◆ **SET PROBLEM**: Filter the records below down to lines containing "false".

◆ **INPUT ROWS**:
'''
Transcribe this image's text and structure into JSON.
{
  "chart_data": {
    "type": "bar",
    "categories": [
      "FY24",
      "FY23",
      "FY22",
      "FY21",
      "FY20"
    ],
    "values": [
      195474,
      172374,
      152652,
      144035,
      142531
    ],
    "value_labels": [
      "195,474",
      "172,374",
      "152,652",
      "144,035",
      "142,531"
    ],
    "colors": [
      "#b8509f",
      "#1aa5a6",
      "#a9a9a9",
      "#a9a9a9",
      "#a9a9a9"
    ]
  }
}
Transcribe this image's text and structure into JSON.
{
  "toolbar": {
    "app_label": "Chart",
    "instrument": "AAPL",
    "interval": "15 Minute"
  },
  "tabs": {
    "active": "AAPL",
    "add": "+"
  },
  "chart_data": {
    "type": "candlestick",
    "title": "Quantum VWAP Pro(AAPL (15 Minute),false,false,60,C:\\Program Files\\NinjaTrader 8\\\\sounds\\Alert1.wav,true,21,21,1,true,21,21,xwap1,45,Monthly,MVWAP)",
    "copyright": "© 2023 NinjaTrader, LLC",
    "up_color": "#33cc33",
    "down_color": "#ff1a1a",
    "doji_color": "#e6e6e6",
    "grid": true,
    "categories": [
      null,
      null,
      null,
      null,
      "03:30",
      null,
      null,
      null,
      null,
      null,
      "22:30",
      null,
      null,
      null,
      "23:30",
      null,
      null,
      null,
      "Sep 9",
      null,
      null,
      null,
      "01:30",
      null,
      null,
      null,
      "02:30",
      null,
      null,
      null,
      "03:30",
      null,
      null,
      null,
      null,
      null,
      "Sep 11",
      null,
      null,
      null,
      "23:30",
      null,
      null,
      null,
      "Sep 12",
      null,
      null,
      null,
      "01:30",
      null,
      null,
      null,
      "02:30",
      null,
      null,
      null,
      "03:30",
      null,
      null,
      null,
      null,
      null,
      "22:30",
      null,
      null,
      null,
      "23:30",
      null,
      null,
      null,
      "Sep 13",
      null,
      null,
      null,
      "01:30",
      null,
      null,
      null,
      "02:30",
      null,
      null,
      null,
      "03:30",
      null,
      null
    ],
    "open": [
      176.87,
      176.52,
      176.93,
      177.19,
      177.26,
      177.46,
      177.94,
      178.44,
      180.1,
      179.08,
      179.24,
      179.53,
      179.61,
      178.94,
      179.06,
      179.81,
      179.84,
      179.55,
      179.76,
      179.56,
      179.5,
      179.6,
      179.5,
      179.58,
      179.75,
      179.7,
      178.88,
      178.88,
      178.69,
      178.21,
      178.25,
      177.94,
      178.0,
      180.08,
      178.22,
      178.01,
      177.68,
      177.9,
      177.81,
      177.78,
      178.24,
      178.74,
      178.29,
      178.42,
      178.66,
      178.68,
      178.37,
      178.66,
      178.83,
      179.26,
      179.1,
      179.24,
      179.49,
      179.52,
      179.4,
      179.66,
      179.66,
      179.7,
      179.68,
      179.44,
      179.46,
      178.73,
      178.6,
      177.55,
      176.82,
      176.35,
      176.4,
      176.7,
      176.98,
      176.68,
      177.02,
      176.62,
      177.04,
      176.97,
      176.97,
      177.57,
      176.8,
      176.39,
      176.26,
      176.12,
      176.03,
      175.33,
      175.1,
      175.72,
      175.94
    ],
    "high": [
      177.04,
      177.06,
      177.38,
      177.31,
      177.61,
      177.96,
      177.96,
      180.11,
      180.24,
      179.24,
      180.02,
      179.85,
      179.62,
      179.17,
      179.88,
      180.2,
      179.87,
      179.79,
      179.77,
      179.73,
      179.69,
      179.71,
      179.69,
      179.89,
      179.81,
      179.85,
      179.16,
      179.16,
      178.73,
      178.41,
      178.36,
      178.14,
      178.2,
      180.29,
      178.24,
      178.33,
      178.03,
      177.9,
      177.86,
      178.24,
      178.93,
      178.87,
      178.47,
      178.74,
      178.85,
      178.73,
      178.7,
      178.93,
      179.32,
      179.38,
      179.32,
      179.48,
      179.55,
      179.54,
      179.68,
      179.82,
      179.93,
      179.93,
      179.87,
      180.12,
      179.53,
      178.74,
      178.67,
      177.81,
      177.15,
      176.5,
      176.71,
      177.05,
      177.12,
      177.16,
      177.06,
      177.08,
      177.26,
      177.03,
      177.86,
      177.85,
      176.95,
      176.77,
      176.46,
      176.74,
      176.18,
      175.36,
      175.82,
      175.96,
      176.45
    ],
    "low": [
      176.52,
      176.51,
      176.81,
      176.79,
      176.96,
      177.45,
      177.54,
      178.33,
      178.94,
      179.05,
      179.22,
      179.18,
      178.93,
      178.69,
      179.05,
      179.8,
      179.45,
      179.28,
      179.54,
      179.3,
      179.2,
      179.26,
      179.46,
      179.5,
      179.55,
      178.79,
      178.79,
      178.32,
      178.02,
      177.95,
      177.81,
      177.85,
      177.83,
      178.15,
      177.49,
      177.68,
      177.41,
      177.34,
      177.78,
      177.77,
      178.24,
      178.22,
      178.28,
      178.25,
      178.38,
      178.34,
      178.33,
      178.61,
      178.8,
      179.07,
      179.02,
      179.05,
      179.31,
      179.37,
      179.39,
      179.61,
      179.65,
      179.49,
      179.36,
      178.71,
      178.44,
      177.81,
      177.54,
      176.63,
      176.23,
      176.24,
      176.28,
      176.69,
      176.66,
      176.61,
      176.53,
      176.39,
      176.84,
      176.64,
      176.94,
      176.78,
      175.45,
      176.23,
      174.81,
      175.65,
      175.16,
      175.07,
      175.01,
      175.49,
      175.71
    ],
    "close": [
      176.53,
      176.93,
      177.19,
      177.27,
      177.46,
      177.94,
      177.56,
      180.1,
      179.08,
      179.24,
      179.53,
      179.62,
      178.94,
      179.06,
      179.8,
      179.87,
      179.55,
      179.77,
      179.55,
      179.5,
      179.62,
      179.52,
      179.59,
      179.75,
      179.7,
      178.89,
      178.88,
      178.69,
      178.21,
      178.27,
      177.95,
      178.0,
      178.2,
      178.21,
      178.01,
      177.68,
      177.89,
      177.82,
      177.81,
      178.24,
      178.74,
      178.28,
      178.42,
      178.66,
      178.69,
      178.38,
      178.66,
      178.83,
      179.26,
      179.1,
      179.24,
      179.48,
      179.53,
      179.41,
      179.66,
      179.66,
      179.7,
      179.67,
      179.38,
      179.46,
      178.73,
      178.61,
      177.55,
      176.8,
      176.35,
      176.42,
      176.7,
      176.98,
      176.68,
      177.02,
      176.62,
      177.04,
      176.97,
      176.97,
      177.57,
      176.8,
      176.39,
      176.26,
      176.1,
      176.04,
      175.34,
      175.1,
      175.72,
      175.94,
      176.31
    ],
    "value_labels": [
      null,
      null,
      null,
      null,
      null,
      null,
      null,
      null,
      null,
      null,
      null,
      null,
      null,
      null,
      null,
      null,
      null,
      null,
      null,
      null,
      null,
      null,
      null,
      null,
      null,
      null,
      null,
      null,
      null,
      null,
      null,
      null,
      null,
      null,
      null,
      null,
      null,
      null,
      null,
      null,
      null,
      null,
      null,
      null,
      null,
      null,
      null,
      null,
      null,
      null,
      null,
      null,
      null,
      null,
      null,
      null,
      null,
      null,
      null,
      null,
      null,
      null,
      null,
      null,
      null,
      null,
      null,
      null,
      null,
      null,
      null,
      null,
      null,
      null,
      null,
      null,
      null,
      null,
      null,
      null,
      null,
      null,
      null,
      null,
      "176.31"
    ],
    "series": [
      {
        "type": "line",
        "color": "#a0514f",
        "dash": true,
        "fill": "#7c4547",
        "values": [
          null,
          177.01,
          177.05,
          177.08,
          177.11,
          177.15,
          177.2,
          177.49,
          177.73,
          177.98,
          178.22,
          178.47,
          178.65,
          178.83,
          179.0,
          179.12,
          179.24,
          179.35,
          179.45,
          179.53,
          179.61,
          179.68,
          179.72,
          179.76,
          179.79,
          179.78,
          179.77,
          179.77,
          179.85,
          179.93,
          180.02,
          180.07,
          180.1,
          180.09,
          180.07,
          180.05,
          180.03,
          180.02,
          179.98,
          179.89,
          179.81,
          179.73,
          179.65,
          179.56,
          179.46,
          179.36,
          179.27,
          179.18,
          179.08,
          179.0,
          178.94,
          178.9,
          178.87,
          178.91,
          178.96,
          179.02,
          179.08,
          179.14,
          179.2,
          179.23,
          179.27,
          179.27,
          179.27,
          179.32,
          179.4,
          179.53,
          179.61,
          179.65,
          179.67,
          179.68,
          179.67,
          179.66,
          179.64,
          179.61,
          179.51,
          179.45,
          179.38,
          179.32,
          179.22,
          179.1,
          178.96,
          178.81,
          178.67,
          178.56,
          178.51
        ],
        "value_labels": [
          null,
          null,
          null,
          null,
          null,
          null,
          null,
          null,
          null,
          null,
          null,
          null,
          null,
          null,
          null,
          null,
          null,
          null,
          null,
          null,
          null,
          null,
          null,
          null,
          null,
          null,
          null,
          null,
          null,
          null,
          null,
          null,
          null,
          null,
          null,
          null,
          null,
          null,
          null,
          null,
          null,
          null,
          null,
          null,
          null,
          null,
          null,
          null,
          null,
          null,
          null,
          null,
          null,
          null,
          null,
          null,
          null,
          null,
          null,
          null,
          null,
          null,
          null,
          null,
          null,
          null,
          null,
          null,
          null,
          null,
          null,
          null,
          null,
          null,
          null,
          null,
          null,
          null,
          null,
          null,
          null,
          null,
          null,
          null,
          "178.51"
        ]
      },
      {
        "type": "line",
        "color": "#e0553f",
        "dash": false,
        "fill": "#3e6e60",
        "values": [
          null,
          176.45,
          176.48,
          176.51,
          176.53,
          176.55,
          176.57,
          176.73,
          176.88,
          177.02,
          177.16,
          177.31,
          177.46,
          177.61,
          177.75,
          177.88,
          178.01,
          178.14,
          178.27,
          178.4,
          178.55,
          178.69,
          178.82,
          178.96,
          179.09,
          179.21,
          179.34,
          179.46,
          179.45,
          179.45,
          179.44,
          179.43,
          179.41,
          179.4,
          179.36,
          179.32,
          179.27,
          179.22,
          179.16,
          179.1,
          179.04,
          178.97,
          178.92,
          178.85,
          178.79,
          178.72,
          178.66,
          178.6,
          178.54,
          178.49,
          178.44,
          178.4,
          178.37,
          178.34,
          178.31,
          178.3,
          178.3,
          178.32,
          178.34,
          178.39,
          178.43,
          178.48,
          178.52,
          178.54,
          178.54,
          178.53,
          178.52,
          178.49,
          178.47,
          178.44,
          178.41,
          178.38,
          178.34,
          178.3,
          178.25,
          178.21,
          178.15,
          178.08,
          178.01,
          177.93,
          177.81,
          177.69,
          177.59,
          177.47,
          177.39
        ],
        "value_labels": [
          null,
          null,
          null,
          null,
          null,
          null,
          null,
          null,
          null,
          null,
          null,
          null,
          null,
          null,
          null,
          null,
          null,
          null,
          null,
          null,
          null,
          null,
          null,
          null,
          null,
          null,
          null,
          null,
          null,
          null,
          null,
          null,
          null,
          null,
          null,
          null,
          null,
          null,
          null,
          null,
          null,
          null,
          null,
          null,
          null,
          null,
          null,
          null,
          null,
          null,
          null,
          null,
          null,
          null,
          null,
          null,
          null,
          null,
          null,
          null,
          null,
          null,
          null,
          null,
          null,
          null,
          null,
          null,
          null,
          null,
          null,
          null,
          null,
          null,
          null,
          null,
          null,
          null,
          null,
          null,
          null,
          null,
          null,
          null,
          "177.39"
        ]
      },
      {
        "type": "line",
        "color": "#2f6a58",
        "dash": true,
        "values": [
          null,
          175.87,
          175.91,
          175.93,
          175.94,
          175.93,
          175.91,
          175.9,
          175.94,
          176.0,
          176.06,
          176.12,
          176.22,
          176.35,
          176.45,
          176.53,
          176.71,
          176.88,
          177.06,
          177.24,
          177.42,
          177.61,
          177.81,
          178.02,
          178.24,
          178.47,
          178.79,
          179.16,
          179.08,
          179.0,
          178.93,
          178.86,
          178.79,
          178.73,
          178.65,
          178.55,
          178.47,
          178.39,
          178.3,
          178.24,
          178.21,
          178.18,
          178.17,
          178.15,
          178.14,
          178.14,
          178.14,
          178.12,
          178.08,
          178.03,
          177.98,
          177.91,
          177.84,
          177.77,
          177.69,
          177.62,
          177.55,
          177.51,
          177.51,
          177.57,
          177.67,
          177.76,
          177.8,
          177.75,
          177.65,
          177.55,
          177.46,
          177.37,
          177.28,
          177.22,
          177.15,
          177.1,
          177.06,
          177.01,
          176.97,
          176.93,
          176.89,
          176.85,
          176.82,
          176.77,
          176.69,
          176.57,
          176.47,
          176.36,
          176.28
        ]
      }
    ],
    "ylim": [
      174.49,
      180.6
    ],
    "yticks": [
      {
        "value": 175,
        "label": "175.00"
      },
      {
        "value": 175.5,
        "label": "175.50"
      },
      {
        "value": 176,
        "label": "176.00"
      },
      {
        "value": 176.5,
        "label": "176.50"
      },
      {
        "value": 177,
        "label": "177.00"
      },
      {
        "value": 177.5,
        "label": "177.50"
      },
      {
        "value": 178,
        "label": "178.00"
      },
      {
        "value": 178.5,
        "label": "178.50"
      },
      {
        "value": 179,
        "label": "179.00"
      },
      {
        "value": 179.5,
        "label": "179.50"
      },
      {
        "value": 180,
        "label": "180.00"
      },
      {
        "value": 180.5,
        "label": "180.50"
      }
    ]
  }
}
'''
◆ **WRITTEN RESPONSE**:
    "title": "Quantum VWAP Pro(AAPL (15 Minute),false,false,60,C:\\Program Files\\NinjaTrader 8\\\\sounds\\Alert1.wav,true,21,21,1,true,21,21,xwap1,45,Monthly,MVWAP)",
        "dash": false,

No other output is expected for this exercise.